• [GIVEN INSTRUCTION]:
Of the lines in these entries, how many contain the string "toolbar"? Give the number and nothing else.

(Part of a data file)
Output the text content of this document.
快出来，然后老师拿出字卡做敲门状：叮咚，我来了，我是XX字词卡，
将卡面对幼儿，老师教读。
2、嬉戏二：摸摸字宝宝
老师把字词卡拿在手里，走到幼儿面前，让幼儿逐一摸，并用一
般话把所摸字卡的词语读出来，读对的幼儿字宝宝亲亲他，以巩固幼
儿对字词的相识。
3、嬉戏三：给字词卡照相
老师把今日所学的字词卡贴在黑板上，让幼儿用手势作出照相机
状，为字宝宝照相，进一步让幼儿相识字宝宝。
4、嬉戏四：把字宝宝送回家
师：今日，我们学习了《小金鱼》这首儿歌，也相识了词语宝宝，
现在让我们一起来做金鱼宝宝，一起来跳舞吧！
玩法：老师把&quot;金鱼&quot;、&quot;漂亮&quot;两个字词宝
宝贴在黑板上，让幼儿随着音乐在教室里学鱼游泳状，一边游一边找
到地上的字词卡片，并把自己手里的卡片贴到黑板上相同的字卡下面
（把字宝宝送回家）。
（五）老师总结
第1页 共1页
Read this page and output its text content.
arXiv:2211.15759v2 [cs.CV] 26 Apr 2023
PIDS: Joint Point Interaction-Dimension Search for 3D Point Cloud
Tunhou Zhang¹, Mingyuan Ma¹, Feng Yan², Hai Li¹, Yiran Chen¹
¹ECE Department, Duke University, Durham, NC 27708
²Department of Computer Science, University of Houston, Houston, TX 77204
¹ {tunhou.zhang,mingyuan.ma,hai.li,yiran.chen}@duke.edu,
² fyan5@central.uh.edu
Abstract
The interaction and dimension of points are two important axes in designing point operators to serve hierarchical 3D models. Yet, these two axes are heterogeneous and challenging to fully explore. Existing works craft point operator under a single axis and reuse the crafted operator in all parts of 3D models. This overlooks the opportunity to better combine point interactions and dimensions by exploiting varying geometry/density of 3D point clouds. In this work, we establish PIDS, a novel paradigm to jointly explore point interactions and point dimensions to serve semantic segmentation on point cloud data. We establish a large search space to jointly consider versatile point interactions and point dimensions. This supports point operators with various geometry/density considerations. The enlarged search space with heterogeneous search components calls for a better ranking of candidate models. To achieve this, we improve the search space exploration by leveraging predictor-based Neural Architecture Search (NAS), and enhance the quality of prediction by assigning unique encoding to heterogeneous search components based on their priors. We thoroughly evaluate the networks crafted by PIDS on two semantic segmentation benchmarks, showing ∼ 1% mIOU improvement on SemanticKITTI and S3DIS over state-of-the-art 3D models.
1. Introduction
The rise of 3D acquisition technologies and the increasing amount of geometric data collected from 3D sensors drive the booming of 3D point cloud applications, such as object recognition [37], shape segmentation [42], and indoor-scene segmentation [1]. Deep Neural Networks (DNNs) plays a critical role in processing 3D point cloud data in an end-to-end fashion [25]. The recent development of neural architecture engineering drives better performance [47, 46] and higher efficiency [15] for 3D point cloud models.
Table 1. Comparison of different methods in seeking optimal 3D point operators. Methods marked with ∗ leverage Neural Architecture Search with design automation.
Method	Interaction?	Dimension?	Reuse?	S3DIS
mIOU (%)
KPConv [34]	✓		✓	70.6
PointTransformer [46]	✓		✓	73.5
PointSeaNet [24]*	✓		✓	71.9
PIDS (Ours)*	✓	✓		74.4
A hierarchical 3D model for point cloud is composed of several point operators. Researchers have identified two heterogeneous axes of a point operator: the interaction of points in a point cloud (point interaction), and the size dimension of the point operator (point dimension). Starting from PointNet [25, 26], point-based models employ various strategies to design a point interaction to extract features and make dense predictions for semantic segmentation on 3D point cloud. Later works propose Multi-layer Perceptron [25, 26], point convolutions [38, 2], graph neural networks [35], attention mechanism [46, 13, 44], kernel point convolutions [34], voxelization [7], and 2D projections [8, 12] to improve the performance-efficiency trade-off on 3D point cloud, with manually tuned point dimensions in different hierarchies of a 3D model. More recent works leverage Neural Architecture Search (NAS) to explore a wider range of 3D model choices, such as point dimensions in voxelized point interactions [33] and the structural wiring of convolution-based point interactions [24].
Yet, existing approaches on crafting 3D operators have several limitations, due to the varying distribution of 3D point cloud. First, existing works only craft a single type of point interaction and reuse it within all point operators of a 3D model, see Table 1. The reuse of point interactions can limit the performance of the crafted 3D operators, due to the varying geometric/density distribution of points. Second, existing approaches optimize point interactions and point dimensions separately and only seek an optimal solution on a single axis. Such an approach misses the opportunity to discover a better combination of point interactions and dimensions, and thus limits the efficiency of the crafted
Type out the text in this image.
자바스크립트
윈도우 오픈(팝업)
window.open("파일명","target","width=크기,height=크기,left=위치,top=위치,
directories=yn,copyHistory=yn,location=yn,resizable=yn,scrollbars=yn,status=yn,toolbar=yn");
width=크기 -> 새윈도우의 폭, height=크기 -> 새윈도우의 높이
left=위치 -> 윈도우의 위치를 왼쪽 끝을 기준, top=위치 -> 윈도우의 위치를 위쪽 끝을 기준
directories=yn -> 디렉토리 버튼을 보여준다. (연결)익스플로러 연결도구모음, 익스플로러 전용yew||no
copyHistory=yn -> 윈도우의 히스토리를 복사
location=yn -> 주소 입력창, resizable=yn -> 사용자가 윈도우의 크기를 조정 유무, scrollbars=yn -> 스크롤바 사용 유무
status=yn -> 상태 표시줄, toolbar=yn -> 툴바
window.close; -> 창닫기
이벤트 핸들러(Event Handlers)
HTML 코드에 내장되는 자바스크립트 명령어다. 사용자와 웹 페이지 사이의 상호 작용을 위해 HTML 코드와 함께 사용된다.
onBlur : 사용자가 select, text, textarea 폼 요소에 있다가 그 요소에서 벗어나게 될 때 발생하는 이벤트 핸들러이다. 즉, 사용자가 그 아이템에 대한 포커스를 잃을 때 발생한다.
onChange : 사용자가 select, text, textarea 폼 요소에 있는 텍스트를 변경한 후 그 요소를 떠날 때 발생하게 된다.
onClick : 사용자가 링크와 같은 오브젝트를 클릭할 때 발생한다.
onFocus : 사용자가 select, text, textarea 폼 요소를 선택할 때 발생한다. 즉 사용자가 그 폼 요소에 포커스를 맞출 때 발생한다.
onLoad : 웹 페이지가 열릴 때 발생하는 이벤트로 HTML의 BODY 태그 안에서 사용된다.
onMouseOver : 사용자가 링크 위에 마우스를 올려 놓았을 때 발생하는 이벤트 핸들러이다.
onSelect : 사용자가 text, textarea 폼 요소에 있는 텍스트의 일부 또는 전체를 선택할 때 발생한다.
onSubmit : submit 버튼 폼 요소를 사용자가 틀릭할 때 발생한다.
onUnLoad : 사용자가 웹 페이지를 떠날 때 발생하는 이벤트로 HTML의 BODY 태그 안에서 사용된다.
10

• [SOLUTION TO THE EXERCISE]:
2